Data items:
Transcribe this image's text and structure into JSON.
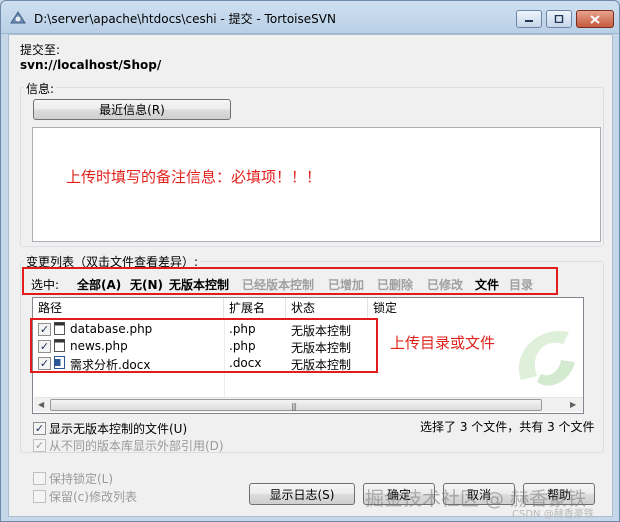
{
  "window": {
    "title": "D:\\server\\apache\\htdocs\\ceshi - 提交 - TortoiseSVN"
  },
  "commit_to": {
    "label": "提交至:",
    "url": "svn://localhost/Shop/"
  },
  "message": {
    "group_label": "信息:",
    "recent_button": "最近信息(R)",
    "text": "上传时填写的备注信息：必填项！！！"
  },
  "changes": {
    "group_label": "变更列表（双击文件查看差异）:",
    "filter_label": "选中:",
    "filters": [
      {
        "label": "全部(A)",
        "enabled": true
      },
      {
        "label": "无(N)",
        "enabled": true
      },
      {
        "label": "无版本控制",
        "enabled": true
      },
      {
        "label": "已经版本控制",
        "enabled": false
      },
      {
        "label": "已增加",
        "enabled": false
      },
      {
        "label": "已删除",
        "enabled": false
      },
      {
        "label": "已修改",
        "enabled": false
      },
      {
        "label": "文件",
        "enabled": true
      },
      {
        "label": "目录",
        "enabled": false
      }
    ],
    "columns": [
      "路径",
      "扩展名",
      "状态",
      "锁定"
    ],
    "rows": [
      {
        "path": "database.php",
        "ext": ".php",
        "status": "无版本控制",
        "lock": ""
      },
      {
        "path": "news.php",
        "ext": ".php",
        "status": "无版本控制",
        "lock": ""
      },
      {
        "path": "需求分析.docx",
        "ext": ".docx",
        "status": "无版本控制",
        "lock": ""
      }
    ],
    "annotation": "上传目录或文件",
    "selection_summary": "选择了 3 个文件，共有 3 个文件"
  },
  "options": {
    "show_unversioned": "显示无版本控制的文件(U)",
    "show_externals": "从不同的版本库显示外部引用(D)",
    "keep_locks": "保持锁定(L)",
    "keep_changelists": "保留(c)修改列表"
  },
  "buttons": {
    "show_log": "显示日志(S)",
    "ok": "确定",
    "cancel": "取消",
    "help": "帮助"
  },
  "watermark": {
    "text": "掘金技术社区 @ 赫香豪铁",
    "small": "CSDN @赫香豪铁"
  },
  "colors": {
    "highlight": "#e21c1c",
    "note_text": "#e0221c"
  }
}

WHAT TO DO: Repeat the data exactly, excluding the pictures.

EXPECTED OUTPUT:
Transcribe this image's text and structure into JSON.
{
  "window": {
    "title": "D:\\server\\apache\\htdocs\\ceshi - 提交 - TortoiseSVN"
  },
  "commit_to": {
    "label": "提交至:",
    "url": "svn://localhost/Shop/"
  },
  "message": {
    "group_label": "信息:",
    "recent_button": "最近信息(R)",
    "text": "上传时填写的备注信息：必填项！！！"
  },
  "changes": {
    "group_label": "变更列表（双击文件查看差异）:",
    "filter_label": "选中:",
    "filters": [
      {
        "label": "全部(A)",
        "enabled": true
      },
      {
        "label": "无(N)",
        "enabled": true
      },
      {
        "label": "无版本控制",
        "enabled": true
      },
      {
        "label": "已经版本控制",
        "enabled": false
      },
      {
        "label": "已增加",
        "enabled": false
      },
      {
        "label": "已删除",
        "enabled": false
      },
      {
        "label": "已修改",
        "enabled": false
      },
      {
        "label": "文件",
        "enabled": true
      },
      {
        "label": "目录",
        "enabled": false
      }
    ],
    "columns": [
      "路径",
      "扩展名",
      "状态",
      "锁定"
    ],
    "rows": [
      {
        "path": "database.php",
        "ext": ".php",
        "status": "无版本控制",
        "lock": ""
      },
      {
        "path": "news.php",
        "ext": ".php",
        "status": "无版本控制",
        "lock": ""
      },
      {
        "path": "需求分析.docx",
        "ext": ".docx",
        "status": "无版本控制",
        "lock": ""
      }
    ],
    "annotation": "上传目录或文件",
    "selection_summary": "选择了 3 个文件，共有 3 个文件"
  },
  "options": {
    "show_unversioned": "显示无版本控制的文件(U)",
    "show_externals": "从不同的版本库显示外部引用(D)",
    "keep_locks": "保持锁定(L)",
    "keep_changelists": "保留(c)修改列表"
  },
  "buttons": {
    "show_log": "显示日志(S)",
    "ok": "确定",
    "cancel": "取消",
    "help": "帮助"
  },
  "watermark": {
    "text": "掘金技术社区 @ 赫香豪铁",
    "small": "CSDN @赫香豪铁"
  },
  "colors": {
    "highlight": "#e21c1c",
    "note_text": "#e0221c"
  }
}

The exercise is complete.